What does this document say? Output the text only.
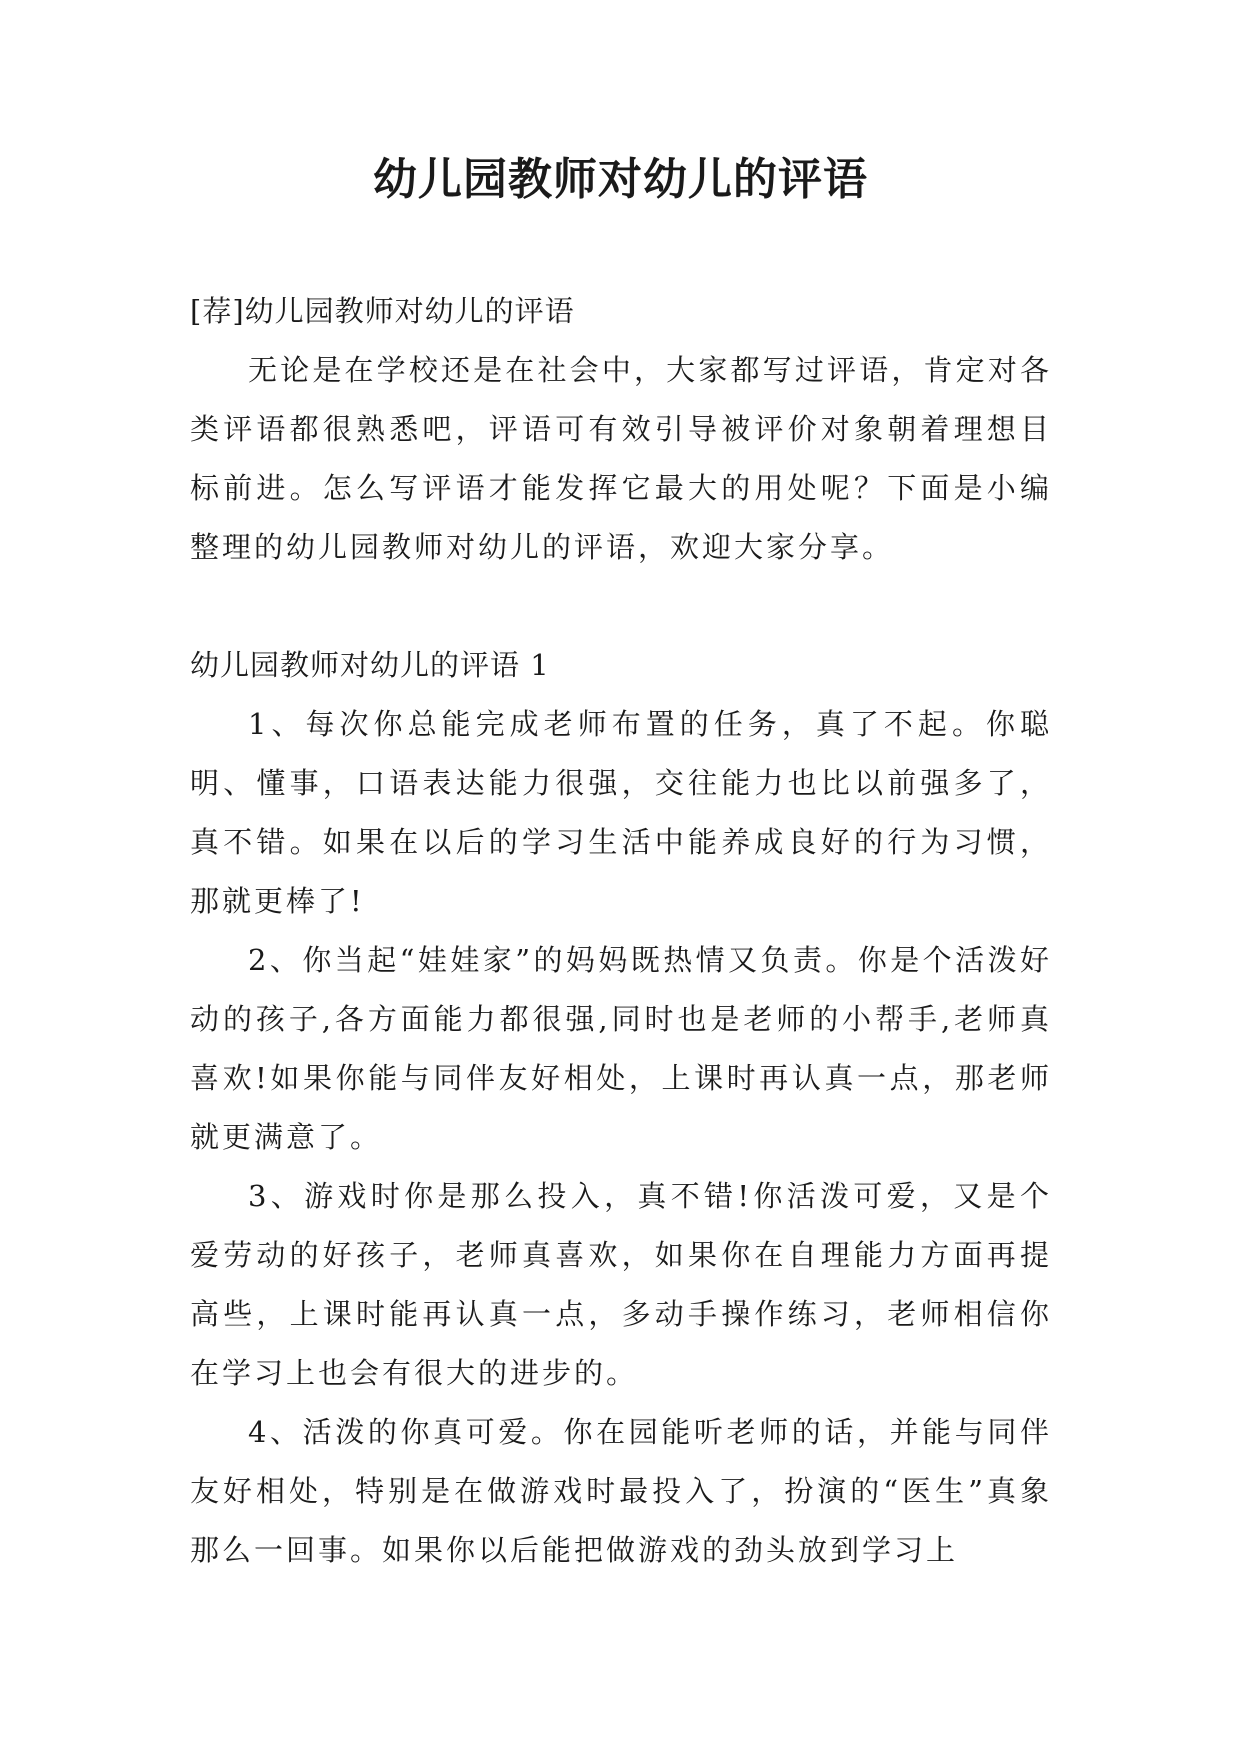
幼儿园教师对幼儿的评语

[荐]幼儿园教师对幼儿的评语

无论是在学校还是在社会中，大家都写过评语，肯定对各类评语都很熟悉吧，评语可有效引导被评价对象朝着理想目标前进。怎么写评语才能发挥它最大的用处呢？下面是小编整理的幼儿园教师对幼儿的评语，欢迎大家分享。

幼儿园教师对幼儿的评语 1

1、每次你总能完成老师布置的任务，真了不起。你聪明、懂事，口语表达能力很强，交往能力也比以前强多了，真不错。如果在以后的学习生活中能养成良好的行为习惯，那就更棒了!

2、你当起“娃娃家”的妈妈既热情又负责。你是个活泼好动的孩子,各方面能力都很强,同时也是老师的小帮手,老师真喜欢!如果你能与同伴友好相处，上课时再认真一点，那老师就更满意了。

3、游戏时你是那么投入，真不错!你活泼可爱，又是个爱劳动的好孩子，老师真喜欢，如果你在自理能力方面再提高些，上课时能再认真一点，多动手操作练习，老师相信你在学习上也会有很大的进步的。

4、活泼的你真可爱。你在园能听老师的话，并能与同伴友好相处，特别是在做游戏时最投入了，扮演的“医生”真象那么一回事。如果你以后能把做游戏的劲头放到学习上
======
_What the exercise asks_
Using the material above, copy every line in which the string "老师真喜欢" occurs.

_Written response_
2、你当起“娃娃家”的妈妈既热情又负责。你是个活泼好动的孩子,各方面能力都很强,同时也是老师的小帮手,老师真喜欢!如果你能与同伴友好相处，上课时再认真一点，那老师就更满意了。
3、游戏时你是那么投入，真不错!你活泼可爱，又是个爱劳动的好孩子，老师真喜欢，如果你在自理能力方面再提高些，上课时能再认真一点，多动手操作练习，老师相信你在学习上也会有很大的进步的。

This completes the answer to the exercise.